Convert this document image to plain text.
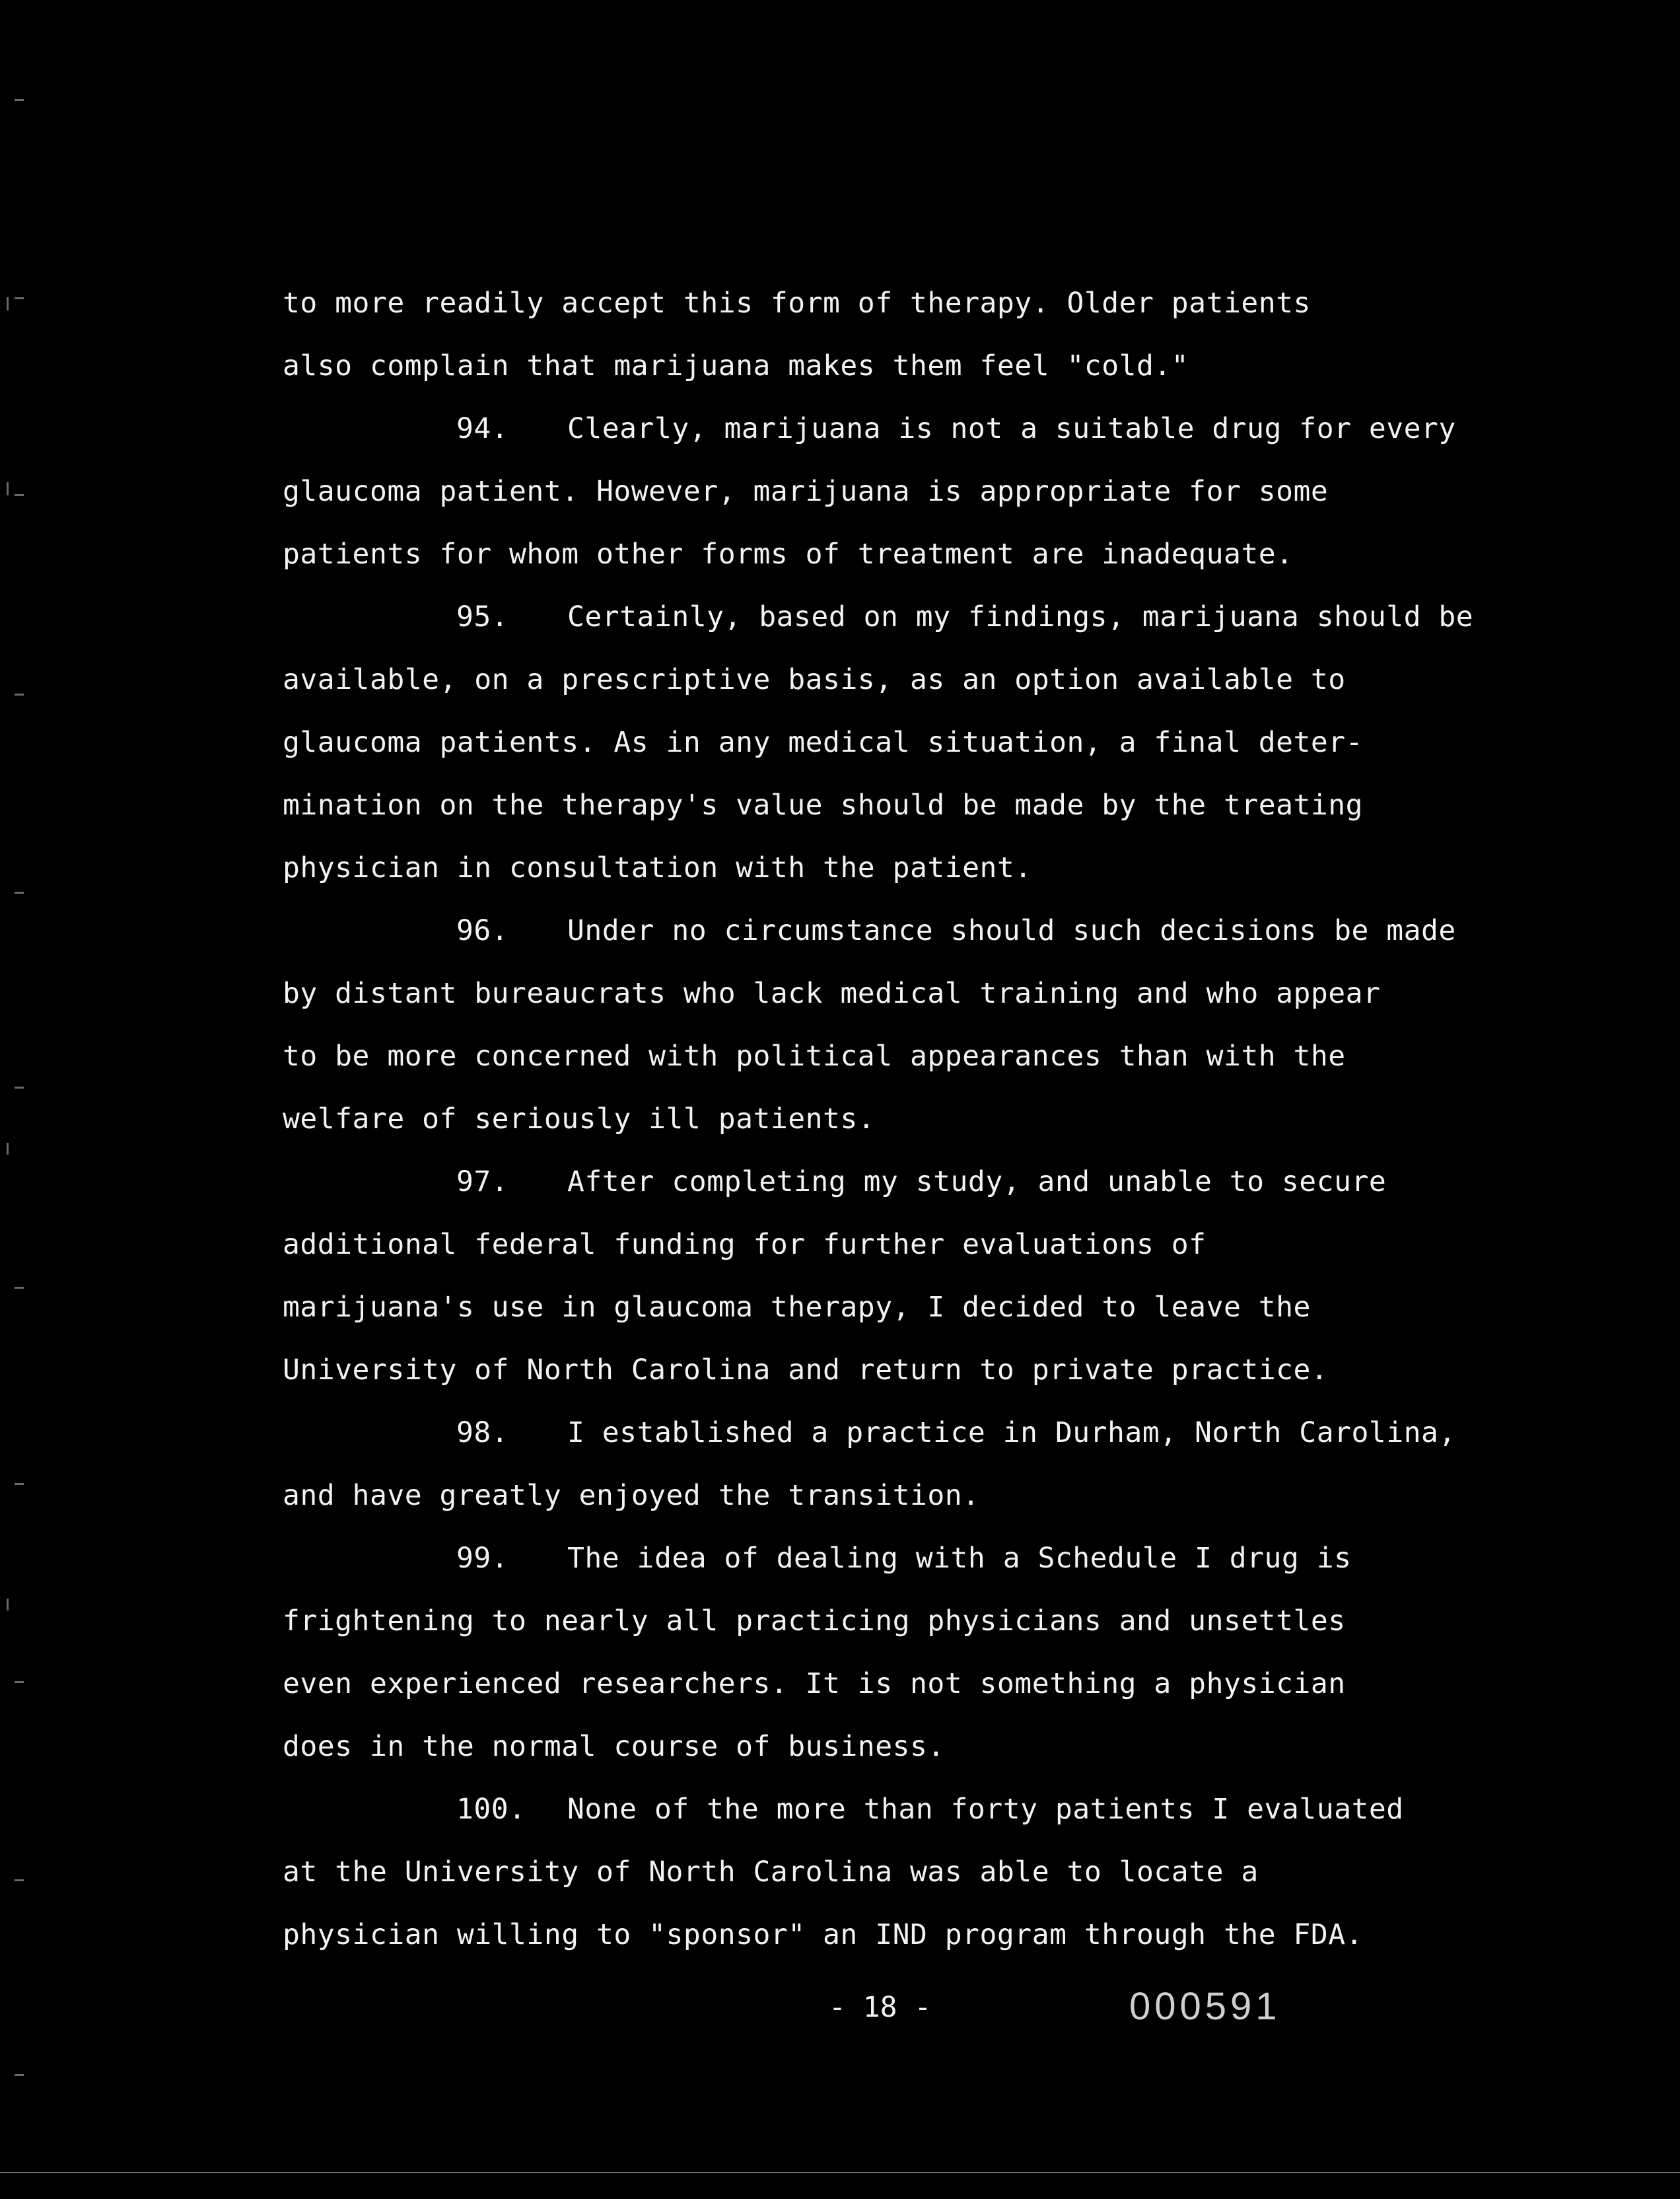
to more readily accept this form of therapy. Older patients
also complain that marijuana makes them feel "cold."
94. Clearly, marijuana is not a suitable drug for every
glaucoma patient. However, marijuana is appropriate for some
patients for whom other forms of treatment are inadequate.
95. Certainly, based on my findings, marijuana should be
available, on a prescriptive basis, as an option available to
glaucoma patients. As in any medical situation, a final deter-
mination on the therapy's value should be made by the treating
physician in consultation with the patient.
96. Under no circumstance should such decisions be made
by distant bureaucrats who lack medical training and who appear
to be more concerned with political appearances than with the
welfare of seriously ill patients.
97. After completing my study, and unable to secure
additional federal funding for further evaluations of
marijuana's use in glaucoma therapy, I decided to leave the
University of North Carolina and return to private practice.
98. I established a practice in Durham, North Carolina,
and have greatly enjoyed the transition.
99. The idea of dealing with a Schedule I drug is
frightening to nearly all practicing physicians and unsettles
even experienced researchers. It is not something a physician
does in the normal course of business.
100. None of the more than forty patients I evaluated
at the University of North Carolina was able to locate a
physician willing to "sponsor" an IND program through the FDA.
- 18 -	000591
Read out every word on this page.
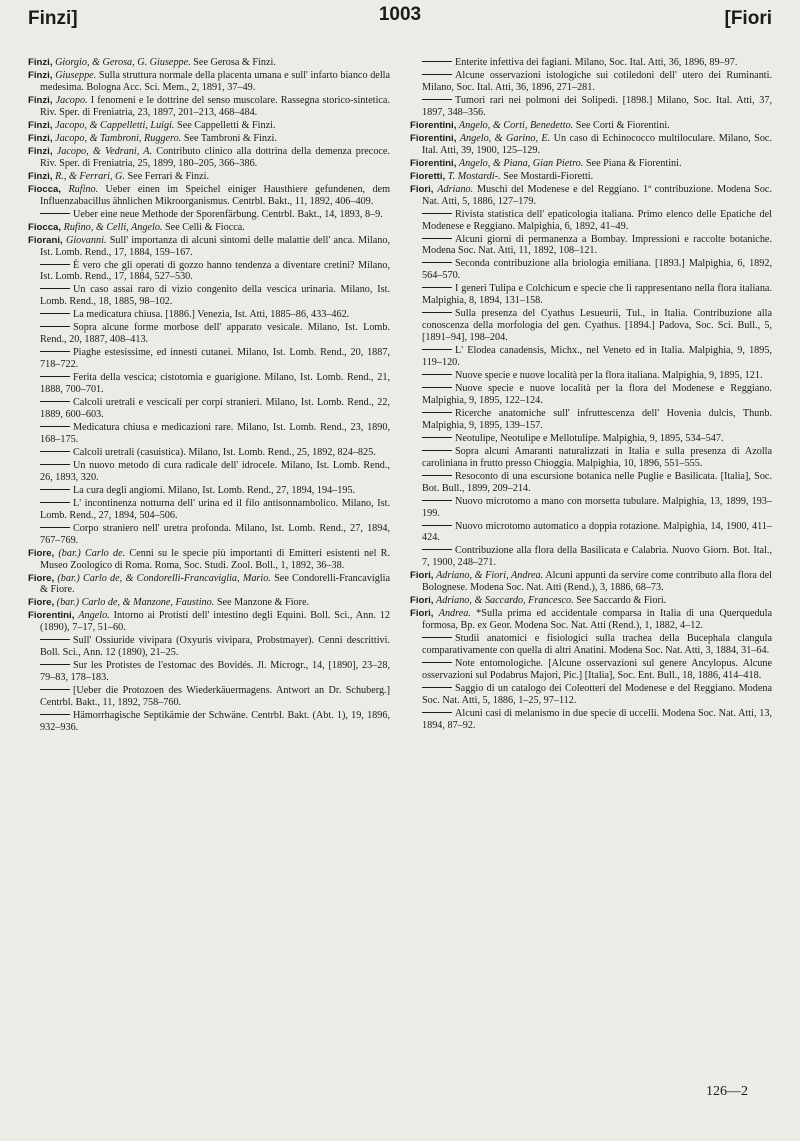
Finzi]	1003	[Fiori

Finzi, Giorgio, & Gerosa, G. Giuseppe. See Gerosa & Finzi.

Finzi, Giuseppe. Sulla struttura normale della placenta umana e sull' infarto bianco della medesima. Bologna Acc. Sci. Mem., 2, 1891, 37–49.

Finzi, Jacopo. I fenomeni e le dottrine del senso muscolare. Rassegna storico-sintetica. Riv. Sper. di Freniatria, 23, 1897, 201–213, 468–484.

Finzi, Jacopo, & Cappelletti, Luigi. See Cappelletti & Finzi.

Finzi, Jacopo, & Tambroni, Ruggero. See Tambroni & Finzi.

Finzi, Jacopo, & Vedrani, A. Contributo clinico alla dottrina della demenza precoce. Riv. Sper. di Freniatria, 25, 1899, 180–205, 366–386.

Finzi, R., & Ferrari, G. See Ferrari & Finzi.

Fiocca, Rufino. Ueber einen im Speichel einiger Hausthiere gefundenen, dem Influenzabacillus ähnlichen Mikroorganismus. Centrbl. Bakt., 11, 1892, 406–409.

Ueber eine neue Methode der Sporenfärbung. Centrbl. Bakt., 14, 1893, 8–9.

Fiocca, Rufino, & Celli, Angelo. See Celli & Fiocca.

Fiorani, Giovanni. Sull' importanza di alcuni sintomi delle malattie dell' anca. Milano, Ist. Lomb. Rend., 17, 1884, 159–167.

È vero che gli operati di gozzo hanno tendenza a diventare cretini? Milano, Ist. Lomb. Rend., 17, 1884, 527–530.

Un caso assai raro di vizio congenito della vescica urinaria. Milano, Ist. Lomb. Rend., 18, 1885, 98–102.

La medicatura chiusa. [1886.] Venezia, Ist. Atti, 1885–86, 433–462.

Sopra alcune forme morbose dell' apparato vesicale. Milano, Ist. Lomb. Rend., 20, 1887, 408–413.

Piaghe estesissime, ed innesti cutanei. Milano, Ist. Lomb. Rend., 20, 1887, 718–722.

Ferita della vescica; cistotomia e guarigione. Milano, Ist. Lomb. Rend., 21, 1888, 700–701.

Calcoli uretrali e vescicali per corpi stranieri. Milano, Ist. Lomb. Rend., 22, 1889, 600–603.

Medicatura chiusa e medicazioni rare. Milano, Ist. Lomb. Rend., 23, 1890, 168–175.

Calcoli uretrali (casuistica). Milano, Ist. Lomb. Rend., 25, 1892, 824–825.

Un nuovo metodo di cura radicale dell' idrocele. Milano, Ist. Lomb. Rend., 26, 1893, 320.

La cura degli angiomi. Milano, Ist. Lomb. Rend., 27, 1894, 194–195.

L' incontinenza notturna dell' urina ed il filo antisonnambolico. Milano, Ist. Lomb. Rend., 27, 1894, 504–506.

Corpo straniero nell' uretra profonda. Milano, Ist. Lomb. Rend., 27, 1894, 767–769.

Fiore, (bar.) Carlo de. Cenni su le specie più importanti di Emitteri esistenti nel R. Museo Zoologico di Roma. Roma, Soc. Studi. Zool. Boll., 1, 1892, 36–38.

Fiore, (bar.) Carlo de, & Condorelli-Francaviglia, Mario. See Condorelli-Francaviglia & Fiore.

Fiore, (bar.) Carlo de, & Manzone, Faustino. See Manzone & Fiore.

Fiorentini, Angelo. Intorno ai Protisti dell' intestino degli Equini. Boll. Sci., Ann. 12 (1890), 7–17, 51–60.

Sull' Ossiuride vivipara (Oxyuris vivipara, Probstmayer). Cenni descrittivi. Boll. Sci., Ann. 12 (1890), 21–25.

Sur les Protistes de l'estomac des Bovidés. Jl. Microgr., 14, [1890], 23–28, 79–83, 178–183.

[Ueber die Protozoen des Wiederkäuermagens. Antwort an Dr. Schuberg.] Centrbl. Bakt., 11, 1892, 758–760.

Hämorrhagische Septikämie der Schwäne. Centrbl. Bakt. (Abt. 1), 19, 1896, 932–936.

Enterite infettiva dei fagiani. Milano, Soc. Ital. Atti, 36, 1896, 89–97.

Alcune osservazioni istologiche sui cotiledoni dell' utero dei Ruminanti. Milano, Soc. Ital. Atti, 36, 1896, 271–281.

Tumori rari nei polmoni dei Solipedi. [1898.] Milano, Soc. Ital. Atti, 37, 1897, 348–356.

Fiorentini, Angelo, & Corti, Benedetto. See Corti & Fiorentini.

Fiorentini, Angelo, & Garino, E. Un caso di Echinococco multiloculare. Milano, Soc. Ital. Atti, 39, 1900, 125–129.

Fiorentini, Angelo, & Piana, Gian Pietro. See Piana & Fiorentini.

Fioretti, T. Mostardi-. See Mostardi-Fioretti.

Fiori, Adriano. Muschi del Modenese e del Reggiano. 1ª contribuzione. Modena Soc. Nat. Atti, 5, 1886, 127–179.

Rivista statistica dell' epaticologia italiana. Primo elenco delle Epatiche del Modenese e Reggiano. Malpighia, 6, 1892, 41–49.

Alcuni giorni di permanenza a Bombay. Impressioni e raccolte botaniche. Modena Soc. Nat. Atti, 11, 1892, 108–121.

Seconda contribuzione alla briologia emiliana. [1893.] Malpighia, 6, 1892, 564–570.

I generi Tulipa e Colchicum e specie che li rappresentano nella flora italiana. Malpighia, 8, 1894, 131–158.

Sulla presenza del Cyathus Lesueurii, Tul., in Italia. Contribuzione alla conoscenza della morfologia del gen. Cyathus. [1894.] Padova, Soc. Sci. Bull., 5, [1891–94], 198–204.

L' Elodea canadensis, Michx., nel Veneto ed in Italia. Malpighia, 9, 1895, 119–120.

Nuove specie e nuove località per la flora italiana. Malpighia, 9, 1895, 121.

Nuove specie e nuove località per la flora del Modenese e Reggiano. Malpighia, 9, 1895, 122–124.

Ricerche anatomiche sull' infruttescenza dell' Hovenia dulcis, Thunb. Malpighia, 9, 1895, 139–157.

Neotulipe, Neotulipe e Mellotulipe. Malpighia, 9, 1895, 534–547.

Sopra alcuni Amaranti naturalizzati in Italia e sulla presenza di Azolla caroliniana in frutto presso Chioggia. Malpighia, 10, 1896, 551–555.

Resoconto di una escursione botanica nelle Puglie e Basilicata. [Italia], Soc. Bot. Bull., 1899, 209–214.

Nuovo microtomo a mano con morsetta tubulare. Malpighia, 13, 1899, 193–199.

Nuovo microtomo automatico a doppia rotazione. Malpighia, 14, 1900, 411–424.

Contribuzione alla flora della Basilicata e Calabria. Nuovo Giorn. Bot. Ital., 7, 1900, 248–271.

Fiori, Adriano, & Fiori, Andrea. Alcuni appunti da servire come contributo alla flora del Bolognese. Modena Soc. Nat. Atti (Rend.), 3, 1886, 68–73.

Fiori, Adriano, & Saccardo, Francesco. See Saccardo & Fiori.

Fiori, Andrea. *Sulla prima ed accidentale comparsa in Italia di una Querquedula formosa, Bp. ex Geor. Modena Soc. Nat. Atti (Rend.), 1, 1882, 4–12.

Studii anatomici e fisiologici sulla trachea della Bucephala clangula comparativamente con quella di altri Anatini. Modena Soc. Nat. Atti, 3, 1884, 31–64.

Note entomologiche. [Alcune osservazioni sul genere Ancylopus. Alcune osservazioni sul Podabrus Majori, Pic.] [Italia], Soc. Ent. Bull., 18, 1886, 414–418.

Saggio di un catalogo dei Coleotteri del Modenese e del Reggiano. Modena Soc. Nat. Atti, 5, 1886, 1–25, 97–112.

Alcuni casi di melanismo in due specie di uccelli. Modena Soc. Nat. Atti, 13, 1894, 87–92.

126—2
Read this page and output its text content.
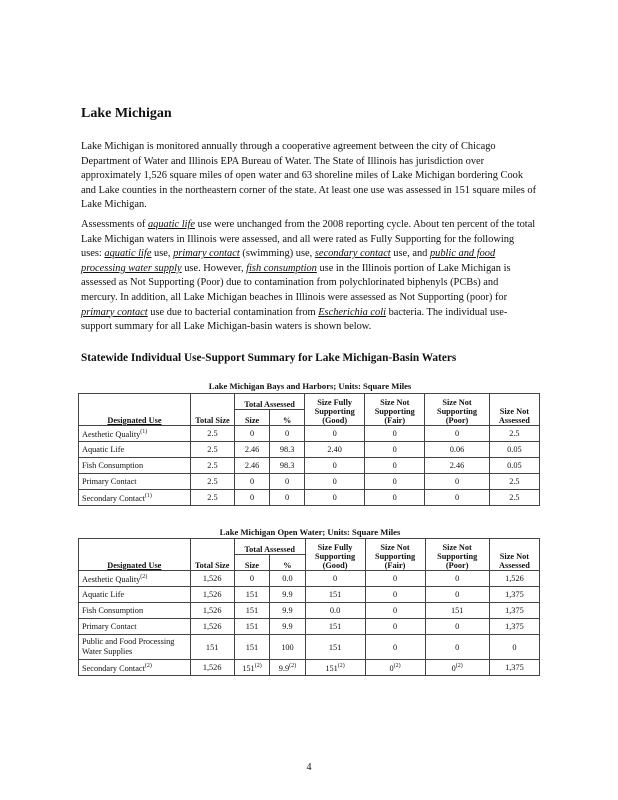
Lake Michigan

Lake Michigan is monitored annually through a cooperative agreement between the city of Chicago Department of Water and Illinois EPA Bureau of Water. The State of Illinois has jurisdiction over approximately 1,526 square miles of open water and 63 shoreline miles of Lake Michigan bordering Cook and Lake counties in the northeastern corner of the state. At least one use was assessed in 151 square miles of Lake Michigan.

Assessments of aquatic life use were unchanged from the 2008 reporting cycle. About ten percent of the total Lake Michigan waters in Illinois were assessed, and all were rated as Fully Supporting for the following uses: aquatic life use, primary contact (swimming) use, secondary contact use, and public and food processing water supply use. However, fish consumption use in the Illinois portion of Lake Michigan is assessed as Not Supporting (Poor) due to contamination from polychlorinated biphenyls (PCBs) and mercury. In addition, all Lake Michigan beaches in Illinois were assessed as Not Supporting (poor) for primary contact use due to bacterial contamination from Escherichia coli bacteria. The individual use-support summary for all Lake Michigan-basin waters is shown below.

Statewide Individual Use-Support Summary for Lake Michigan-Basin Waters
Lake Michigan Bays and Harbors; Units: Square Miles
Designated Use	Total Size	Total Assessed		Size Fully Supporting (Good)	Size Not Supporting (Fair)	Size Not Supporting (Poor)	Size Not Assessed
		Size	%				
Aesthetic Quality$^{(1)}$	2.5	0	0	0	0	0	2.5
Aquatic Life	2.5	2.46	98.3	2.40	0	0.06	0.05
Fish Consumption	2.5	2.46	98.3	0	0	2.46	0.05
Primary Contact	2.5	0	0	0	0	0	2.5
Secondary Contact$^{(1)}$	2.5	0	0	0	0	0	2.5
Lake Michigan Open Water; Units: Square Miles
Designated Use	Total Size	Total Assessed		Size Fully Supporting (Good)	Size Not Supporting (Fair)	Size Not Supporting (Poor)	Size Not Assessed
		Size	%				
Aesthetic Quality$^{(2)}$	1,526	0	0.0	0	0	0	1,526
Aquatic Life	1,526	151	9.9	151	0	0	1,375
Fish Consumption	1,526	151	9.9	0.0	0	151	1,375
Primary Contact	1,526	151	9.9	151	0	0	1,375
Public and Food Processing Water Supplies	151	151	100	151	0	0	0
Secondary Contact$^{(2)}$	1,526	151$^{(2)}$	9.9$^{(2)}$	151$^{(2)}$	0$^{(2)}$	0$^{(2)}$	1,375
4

-------------------------

Problem to solve: Filter the listing so that only lines holding the word "Boll" remain, and copy those lines.

Answer section:
Fiore, (bar.) Carlo de. Cenni su le specie più importanti di Emitteri esistenti nel R. Museo Zoologico di Roma. Roma, Soc. Studi. Zool. Boll., 1, 1892, 36–38.
Fiorentini, Angelo. Intorno ai Protisti dell' intestino degli Equini. Boll. Sci., Ann. 12 (1890), 7–17, 51–60.
Sull' Ossiuride vivipara (Oxyuris vivipara, Probstmayer). Cenni descrittivi. Boll. Sci., Ann. 12 (1890), 21–25.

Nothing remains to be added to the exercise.